Aurélia Dias Rollemberg (Dona Sinhá), déc. 1950 |
Samuel Barros de Medeiros e Albuquerque**
No domingo retrasado, voltamos ao longínquo século XIX
e, na manhã de 10 de março de 1879, embarcamos com o Barão de
Estância e seus acompanhantes rumo à capital do Império do Brasil.
Eis, agora, uma questão: como foi possível reconstituir o percurso
daquela viagem oitocentista entre Aracaju e o Rio de Janeiro?
A resposta não carece de rodeios. A reconstituição
foi possível graças à sobrevivência de manuscritos e impressos
produzidos no Brasil do século XIX ou legados por mulheres e homens
que aqui viveram entre a segunda metade do século XIX e a primeira
metade do século XX.
E quais seriam esses documentos? O primeiro e mais
importante é o texto de memórias de Aurélia Dias Rollemberg
(1863-1952), nome de casada da filha mais velha do Barão da Estância
com dona Lourença de Almeida Dias Mello.

- **DADOS COLETADOS**:

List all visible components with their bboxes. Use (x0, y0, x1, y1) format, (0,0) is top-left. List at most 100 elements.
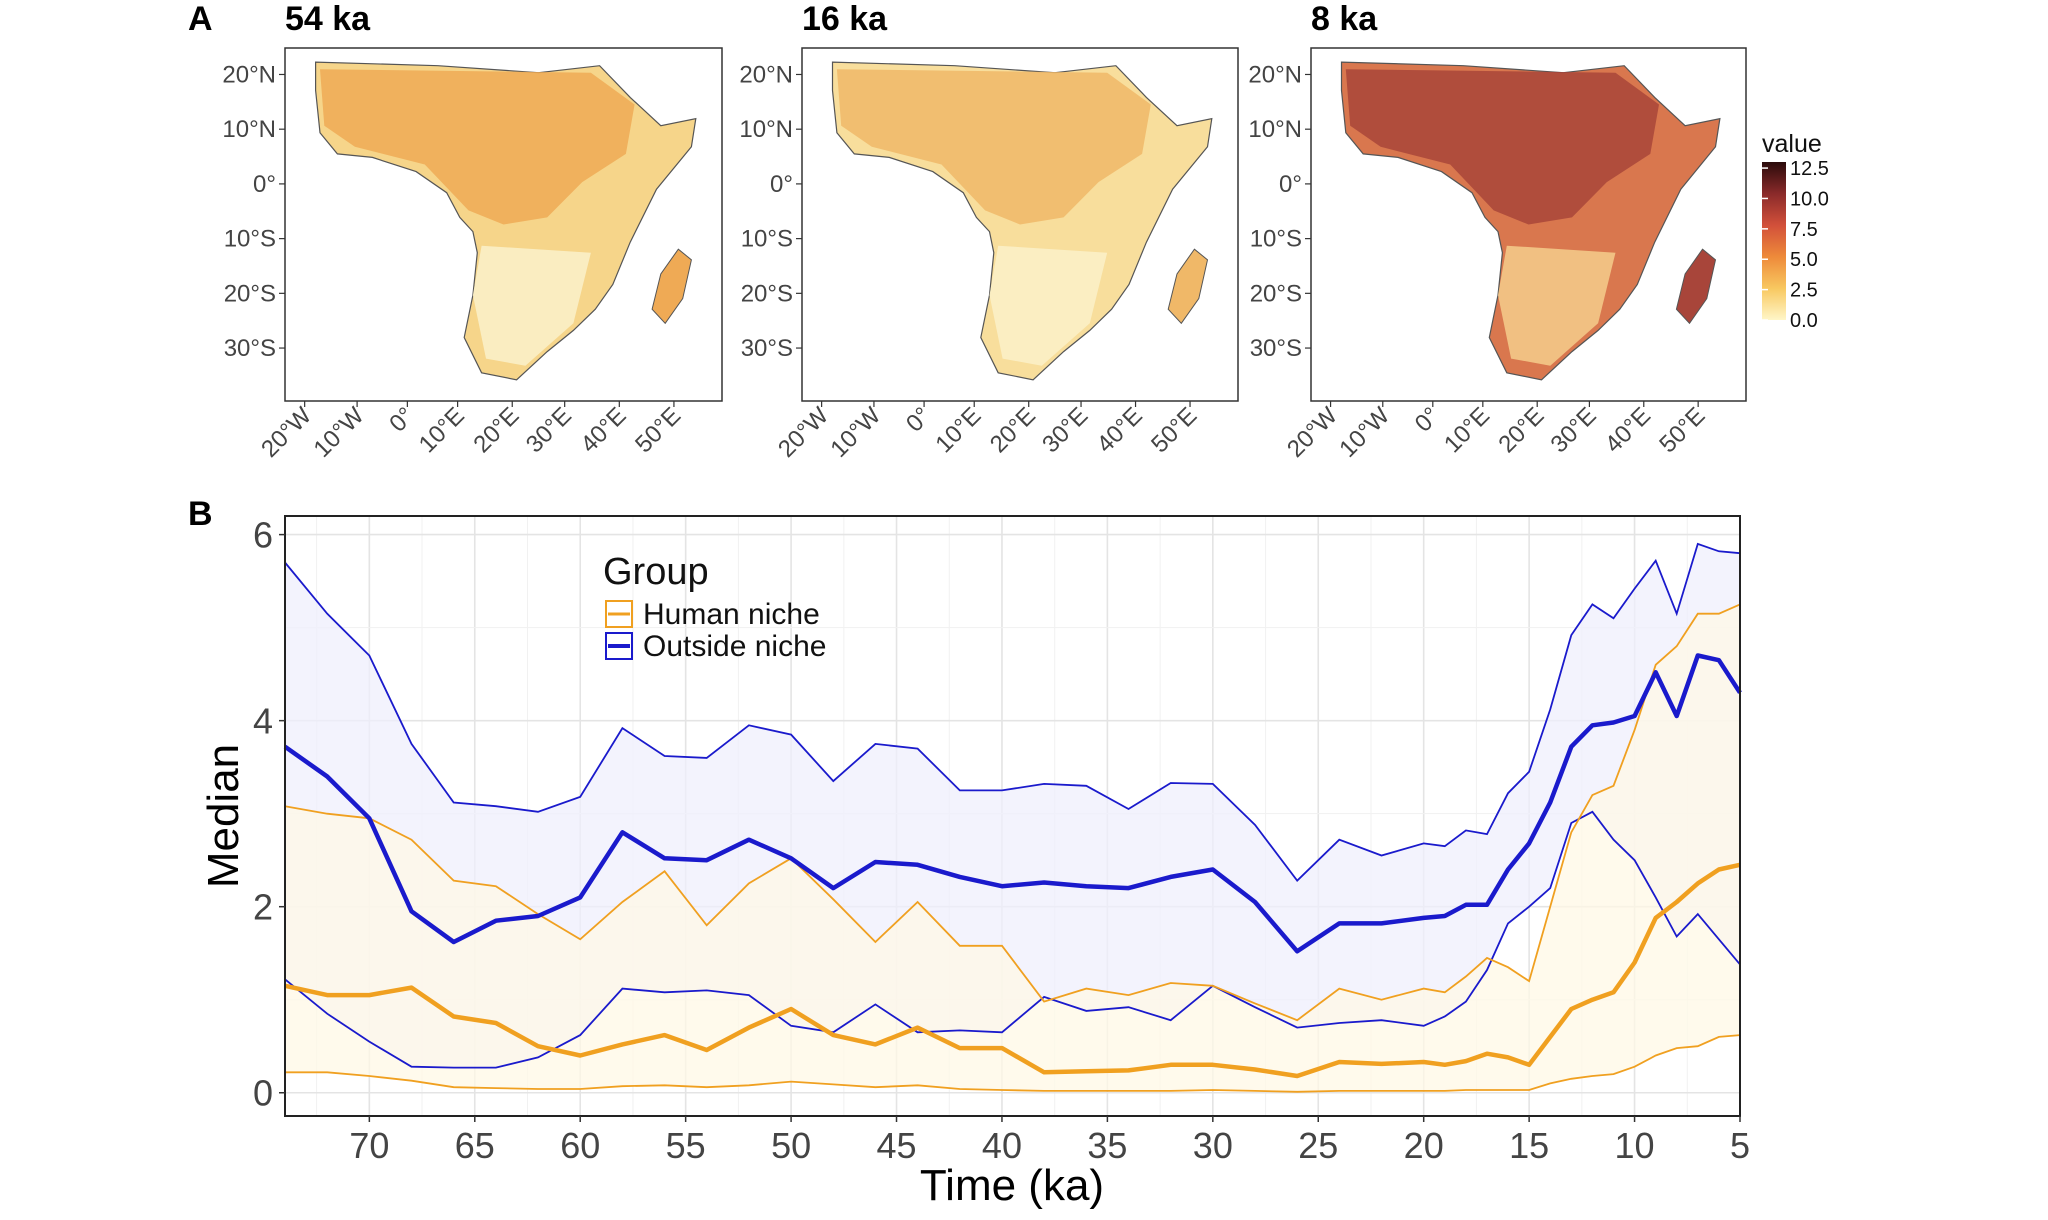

- **O QUE FAZER**: No texto sobre a viagem oitocentista entre Aracaju e o Rio de Janeiro, em que data o grupo embarcou rumo à capital do Império? As linhas não têm nenhum papel nesta atividade.

- **RESOLUÇÃO COMPLETA**: Na manhã de 10 de março de 1879.